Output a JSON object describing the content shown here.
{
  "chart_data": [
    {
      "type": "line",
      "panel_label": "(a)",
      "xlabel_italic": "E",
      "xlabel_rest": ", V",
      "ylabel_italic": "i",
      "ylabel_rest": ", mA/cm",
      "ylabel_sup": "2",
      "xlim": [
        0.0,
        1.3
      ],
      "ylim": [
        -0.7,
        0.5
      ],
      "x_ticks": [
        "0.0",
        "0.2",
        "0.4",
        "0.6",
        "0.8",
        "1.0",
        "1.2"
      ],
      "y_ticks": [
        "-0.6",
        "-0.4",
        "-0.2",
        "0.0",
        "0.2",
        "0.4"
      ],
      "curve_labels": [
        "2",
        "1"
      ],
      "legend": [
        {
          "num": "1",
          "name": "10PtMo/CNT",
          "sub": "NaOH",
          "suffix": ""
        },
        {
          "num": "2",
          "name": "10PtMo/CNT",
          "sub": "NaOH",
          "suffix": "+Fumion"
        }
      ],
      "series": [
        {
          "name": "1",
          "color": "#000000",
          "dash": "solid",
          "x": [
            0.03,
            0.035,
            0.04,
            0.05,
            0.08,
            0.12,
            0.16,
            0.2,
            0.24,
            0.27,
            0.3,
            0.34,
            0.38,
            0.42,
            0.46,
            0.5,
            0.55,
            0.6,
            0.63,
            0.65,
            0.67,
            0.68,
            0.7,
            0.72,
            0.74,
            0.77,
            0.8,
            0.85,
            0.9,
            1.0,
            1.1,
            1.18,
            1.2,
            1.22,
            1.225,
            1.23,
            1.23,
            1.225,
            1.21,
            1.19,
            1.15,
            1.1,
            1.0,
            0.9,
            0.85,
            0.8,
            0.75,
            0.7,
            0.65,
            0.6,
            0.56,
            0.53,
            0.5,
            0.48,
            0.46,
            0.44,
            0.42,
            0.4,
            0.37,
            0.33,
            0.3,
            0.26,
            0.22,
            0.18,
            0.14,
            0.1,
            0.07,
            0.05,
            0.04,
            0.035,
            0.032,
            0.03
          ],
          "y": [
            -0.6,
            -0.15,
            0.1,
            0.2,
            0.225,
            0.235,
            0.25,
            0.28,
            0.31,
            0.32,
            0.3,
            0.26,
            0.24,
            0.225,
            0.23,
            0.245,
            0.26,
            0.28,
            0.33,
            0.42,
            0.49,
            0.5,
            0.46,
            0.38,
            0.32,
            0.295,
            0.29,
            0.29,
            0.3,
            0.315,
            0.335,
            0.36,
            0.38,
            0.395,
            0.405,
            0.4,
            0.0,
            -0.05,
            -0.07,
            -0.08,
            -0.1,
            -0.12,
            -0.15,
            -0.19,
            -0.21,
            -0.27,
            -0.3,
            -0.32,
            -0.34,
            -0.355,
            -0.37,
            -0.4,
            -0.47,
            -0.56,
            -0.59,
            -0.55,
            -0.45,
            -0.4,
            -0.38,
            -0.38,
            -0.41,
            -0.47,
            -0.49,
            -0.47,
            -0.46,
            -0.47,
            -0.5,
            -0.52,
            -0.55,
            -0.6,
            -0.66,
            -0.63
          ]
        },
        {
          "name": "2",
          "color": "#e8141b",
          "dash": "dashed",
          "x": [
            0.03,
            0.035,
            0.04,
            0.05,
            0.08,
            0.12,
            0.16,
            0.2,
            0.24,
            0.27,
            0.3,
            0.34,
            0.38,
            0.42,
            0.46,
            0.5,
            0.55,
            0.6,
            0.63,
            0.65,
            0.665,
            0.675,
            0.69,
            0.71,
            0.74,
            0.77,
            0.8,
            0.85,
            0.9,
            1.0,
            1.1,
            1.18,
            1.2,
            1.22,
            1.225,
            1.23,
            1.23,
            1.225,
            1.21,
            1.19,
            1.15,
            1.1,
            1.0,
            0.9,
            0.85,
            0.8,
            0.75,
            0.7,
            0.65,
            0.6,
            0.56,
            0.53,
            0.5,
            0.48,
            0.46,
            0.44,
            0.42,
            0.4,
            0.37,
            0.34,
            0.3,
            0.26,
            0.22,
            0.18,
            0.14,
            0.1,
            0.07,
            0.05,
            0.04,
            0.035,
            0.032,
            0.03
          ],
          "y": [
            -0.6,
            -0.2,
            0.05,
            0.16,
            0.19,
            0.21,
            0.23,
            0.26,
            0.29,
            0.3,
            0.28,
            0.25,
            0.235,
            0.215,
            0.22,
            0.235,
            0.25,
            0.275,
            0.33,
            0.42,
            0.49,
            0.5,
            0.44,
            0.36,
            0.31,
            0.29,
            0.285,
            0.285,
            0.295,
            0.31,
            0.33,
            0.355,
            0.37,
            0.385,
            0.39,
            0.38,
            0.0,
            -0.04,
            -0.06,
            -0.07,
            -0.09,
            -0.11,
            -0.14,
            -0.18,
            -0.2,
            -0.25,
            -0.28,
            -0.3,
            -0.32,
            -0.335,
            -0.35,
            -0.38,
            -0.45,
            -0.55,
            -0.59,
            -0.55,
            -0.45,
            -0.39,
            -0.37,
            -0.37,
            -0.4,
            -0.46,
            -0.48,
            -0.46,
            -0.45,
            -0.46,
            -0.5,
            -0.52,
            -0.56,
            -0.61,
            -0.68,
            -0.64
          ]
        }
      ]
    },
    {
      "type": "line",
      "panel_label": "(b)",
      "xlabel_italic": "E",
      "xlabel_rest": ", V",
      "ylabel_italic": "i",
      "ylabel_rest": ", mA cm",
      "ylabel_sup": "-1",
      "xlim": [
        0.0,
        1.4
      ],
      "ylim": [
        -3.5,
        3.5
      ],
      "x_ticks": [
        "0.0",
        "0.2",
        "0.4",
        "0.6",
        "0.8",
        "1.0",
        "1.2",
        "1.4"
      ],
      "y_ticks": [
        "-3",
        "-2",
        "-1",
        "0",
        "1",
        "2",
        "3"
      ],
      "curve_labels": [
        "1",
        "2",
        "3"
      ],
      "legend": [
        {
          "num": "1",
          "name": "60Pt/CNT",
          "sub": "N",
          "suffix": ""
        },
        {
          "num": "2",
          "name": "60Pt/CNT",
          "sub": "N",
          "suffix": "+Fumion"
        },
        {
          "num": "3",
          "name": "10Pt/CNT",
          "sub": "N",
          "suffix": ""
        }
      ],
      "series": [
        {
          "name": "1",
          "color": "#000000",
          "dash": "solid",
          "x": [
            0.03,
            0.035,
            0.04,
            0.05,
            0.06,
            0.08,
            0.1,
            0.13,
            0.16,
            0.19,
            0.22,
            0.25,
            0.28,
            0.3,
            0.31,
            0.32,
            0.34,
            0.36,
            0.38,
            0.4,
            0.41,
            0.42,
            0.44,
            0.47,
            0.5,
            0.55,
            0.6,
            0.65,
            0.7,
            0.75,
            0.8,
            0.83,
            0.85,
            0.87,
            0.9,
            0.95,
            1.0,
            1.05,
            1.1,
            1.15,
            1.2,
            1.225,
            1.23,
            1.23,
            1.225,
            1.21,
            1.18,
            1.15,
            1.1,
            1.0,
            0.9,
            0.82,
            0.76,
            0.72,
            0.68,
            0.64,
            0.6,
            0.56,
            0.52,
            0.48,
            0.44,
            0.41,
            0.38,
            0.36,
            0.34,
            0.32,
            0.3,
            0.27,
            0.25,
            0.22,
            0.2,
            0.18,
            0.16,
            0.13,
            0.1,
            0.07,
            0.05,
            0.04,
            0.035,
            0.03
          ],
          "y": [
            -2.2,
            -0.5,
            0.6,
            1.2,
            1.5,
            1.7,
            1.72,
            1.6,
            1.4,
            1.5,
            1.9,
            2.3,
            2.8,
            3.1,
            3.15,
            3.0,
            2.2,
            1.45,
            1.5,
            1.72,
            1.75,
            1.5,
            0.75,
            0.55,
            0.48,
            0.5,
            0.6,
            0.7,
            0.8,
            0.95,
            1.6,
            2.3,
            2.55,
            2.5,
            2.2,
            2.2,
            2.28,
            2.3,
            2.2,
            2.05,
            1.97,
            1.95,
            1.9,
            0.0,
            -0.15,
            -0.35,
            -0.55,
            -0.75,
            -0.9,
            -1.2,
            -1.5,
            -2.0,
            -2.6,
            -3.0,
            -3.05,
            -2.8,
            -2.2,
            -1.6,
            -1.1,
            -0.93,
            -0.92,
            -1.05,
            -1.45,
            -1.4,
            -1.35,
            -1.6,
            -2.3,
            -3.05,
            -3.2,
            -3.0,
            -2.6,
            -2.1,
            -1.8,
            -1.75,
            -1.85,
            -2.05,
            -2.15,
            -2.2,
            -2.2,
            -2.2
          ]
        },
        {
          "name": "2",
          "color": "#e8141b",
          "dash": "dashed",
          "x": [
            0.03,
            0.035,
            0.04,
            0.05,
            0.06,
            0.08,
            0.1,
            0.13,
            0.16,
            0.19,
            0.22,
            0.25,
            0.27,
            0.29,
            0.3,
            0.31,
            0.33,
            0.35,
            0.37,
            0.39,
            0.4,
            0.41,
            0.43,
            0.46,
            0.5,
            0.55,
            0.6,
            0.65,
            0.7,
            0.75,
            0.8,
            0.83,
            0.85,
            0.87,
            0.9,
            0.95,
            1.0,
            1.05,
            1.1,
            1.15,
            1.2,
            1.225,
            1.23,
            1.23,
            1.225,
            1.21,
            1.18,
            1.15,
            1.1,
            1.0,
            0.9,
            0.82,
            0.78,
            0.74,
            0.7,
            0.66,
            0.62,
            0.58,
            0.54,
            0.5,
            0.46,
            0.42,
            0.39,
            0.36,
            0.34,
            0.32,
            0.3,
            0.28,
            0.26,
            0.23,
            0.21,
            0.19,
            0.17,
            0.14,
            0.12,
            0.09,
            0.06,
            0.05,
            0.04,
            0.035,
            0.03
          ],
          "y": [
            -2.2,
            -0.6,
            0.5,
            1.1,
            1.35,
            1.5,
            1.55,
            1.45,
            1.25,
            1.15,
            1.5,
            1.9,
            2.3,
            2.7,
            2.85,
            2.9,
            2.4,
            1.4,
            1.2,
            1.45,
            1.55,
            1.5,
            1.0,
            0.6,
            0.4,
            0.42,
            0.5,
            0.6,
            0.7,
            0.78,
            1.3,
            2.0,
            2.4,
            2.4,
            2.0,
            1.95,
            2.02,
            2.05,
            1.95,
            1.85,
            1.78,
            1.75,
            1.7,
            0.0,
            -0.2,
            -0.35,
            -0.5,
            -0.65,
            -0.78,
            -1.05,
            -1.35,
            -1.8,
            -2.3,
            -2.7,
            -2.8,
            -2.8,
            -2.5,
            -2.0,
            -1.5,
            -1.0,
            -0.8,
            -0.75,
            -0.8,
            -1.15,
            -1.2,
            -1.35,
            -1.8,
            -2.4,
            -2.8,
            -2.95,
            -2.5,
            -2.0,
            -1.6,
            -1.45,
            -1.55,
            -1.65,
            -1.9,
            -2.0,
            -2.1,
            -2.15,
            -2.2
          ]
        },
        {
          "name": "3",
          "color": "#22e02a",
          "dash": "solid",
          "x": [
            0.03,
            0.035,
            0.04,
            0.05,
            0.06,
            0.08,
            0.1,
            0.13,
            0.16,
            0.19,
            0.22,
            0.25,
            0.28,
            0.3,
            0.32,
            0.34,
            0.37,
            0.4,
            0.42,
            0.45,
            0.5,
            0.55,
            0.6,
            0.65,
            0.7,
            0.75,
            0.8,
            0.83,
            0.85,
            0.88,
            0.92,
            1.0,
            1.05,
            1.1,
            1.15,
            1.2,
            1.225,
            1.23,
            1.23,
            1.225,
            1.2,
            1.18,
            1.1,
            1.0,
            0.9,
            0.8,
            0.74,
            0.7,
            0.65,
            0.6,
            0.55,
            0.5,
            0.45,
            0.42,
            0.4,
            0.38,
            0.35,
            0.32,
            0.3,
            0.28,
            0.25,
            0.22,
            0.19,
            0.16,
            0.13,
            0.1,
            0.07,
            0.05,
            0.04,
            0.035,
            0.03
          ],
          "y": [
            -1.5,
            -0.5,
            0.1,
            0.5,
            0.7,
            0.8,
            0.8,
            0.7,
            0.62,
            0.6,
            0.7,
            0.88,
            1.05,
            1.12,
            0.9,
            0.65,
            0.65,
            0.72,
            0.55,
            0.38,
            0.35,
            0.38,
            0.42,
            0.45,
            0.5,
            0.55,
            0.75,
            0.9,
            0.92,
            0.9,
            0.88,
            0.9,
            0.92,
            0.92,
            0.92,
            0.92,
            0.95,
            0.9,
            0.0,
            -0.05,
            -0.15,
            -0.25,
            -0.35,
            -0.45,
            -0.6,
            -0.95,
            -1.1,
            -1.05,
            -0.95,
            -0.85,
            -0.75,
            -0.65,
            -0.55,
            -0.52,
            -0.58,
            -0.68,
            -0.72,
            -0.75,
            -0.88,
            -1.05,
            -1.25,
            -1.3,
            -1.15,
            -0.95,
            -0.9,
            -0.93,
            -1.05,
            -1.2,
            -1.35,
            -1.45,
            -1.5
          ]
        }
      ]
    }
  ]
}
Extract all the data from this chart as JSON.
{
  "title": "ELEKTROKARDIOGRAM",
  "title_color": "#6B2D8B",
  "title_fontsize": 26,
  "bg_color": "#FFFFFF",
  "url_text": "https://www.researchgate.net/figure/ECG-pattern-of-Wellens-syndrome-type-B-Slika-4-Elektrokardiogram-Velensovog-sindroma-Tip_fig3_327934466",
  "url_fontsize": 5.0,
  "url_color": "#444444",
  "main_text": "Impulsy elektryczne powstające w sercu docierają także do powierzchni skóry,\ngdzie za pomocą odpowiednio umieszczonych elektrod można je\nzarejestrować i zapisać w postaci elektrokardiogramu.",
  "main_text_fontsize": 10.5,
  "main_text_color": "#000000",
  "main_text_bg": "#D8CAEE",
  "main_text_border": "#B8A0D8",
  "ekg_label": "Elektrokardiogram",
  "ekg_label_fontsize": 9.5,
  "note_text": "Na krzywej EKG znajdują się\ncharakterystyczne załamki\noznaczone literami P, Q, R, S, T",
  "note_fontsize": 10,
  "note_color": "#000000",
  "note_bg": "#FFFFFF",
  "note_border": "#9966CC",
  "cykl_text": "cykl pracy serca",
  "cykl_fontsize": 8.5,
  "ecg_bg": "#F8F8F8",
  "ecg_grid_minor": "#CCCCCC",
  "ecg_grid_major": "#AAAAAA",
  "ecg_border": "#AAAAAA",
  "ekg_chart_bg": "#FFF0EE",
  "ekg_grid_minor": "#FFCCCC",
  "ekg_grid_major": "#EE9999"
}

> _Written request_: Return only the lines running from the line with "Extract all the data from this chart as JSON." to the last line of the records, both included, exactly as written.

> _Complete output_:
Extract all the data from this chart as JSON.
{
  "title": "ELEKTROKARDIOGRAM",
  "title_color": "#6B2D8B",
  "title_fontsize": 26,
  "bg_color": "#FFFFFF",
  "url_text": "https://www.researchgate.net/figure/ECG-pattern-of-Wellens-syndrome-type-B-Slika-4-Elektrokardiogram-Velensovog-sindroma-Tip_fig3_327934466",
  "url_fontsize": 5.0,
  "url_color": "#444444",
  "main_text": "Impulsy elektryczne powstające w sercu docierają także do powierzchni skóry,\ngdzie za pomocą odpowiednio umieszczonych elektrod można je\nzarejestrować i zapisać w postaci elektrokardiogramu.",
  "main_text_fontsize": 10.5,
  "main_text_color": "#000000",
  "main_text_bg": "#D8CAEE",
  "main_text_border": "#B8A0D8",
  "ekg_label": "Elektrokardiogram",
  "ekg_label_fontsize": 9.5,
  "note_text": "Na krzywej EKG znajdują się\ncharakterystyczne załamki\noznaczone literami P, Q, R, S, T",
  "note_fontsize": 10,
  "note_color": "#000000",
  "note_bg": "#FFFFFF",
  "note_border": "#9966CC",
  "cykl_text": "cykl pracy serca",
  "cykl_fontsize": 8.5,
  "ecg_bg": "#F8F8F8",
  "ecg_grid_minor": "#CCCCCC",
  "ecg_grid_major": "#AAAAAA",
  "ecg_border": "#AAAAAA",
  "ekg_chart_bg": "#FFF0EE",
  "ekg_grid_minor": "#FFCCCC",
  "ekg_grid_major": "#EE9999"
}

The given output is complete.